TRY IT: Can you continue the breast cancer pilot study protocol below from where it stops?

PAGE EXTRACT:
────────

This study is a prospective, single-arm, pilot feasibility study. The study will focus on adult female patients diagnosed with stage I-III breast cancer. It will take place over multiple sites: Galway University Hospital, Sligo University Hospital, and Mayo University Hospital, led by local physicians with the aid of dedicated research nurse specialists and advanced nurse practitioners.

Enrolment

During the initial 12 months of the study, adult female patients diagnosed with stage I–III breast cancer and referred for systemic chemotherapy will be enrolled at the time of their clinic visit for discussion and scheduling of systemic therapy.

Inclusion criteria

Women aged ≥ 18 years.
Ability to read and understand English.
Breast Cancer Stage I–III planned to receive systemic chemotherapy.

Exclusion criteria

Patients who are not for systemic chemotherapy with curative intent.
Patients who are unable to co-operate with the study protocol.
Patients who are unable to give informed consent.

Consent

Patients will be consented by a member of the study team (cardio-oncology research nurse). The patient information leaflet (PIL) and informed consent form (ICF) can be found within the supplemental material. This may occur in person, as they present for their clinic visit. Alternatively, this may involve a remote consenting process (e.g. pending geographic or illness-related barriers) as follows:

The potential participant will receive a hard copy of the PIL/ICF by email or post.
A member of the study team will telephone the potential participant (or may use online communication platform), going through the PIL and answering any questions which participant may have.

────────

Page layout parsing data:
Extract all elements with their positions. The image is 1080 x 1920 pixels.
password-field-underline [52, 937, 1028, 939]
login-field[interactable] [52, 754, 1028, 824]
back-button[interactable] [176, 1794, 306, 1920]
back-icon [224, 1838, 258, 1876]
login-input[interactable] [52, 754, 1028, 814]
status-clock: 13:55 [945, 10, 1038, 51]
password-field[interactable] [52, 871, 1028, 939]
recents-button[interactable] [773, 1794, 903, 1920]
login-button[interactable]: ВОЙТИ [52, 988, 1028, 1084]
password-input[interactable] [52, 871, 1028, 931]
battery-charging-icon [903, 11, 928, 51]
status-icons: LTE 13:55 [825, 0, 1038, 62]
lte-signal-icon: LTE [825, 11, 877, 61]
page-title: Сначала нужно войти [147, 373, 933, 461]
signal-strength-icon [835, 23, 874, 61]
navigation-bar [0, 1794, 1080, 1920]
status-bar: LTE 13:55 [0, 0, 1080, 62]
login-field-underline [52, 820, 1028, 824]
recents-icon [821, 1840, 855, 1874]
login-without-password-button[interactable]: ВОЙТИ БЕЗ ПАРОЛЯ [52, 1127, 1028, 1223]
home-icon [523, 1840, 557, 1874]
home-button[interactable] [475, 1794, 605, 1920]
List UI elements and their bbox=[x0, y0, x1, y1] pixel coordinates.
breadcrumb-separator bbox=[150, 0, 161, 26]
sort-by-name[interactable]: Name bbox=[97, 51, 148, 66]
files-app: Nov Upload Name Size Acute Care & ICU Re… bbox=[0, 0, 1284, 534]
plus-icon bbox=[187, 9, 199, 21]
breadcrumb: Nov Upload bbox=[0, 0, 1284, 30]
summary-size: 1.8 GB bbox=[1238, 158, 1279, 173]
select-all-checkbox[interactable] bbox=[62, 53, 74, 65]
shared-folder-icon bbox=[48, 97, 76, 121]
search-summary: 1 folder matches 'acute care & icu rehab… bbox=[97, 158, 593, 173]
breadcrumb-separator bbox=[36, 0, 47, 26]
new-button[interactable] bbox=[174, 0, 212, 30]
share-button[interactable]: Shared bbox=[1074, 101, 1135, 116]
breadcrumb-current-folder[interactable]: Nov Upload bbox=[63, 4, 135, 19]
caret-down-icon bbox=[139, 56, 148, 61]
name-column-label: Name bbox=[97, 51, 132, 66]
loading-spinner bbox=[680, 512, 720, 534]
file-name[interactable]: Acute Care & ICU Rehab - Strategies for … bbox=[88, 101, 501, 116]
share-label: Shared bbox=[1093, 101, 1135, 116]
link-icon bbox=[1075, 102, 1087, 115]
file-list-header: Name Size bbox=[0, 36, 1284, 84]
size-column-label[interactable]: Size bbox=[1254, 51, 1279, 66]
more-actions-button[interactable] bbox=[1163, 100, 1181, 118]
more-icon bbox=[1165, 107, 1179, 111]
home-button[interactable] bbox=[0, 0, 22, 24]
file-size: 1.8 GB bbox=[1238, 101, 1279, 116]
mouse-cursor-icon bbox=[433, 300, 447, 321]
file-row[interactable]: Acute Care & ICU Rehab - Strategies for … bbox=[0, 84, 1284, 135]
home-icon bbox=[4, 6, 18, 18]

────────

RESPONSE TO THIS EXERCISE:
If the patient is happy to take part, the researcher will ask them to sign and date the ICF and send it back to the study team by email or by post.
The member of the study who explained the study to the patient will then sign and date the ICF.
The completed ICF (now signed and dated by both participant and research team member) will be filed in the study file which is kept securely. One copy will be placed in the patients’ medical notes and one copy will be emailed or posted back to the participant for their own records.

All enrolled patients will receive a cardiovascular assessment at baseline as per the 2022 ESC guidelines [18]. There are 4 study group cohorts amongst the study (see Table 3).

Table 3.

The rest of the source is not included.